Check each line of the records below and collect those holding "MODE".

++++++++

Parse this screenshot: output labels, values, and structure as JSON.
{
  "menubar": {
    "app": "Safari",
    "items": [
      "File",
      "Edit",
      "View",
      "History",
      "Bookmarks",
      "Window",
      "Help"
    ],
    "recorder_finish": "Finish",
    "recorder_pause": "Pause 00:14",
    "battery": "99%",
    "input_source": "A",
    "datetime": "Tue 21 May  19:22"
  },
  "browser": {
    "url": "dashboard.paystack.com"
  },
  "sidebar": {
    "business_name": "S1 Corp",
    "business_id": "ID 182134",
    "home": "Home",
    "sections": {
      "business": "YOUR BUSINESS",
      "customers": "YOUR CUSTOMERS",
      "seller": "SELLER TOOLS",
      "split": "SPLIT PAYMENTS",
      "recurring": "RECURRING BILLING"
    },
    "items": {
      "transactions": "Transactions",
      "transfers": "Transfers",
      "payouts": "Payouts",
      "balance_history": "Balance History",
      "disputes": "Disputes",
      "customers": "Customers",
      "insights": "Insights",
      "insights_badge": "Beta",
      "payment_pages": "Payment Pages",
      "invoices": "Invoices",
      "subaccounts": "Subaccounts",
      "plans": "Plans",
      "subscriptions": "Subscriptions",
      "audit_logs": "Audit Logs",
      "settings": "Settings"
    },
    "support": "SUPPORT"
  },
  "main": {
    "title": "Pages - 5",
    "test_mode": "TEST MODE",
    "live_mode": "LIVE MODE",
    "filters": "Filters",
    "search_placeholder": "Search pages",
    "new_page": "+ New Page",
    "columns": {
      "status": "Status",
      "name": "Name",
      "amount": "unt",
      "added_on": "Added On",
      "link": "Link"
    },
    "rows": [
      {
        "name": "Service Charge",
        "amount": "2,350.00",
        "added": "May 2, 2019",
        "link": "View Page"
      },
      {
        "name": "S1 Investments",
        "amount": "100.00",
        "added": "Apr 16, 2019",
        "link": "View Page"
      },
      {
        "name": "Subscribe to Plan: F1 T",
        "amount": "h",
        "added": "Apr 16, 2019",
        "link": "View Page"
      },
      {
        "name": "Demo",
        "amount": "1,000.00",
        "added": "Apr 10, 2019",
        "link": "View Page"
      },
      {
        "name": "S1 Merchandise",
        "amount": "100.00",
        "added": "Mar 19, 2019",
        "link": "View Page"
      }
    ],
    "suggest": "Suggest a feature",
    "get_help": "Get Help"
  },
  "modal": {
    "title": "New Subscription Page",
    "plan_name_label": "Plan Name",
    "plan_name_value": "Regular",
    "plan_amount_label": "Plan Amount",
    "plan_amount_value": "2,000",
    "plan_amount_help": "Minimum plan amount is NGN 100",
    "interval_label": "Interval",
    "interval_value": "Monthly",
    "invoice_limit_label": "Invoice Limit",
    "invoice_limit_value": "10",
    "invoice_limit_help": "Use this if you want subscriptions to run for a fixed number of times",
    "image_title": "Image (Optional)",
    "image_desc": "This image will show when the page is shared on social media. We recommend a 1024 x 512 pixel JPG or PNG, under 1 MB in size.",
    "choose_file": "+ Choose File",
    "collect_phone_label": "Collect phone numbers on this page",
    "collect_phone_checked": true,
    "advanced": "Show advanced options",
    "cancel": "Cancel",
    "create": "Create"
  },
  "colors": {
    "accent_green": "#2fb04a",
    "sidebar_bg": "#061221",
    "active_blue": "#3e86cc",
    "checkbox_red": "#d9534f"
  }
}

++++++++

EXERCISE RESPONSE:
    "test_mode": "TEST MODE",
    "live_mode": "LIVE MODE",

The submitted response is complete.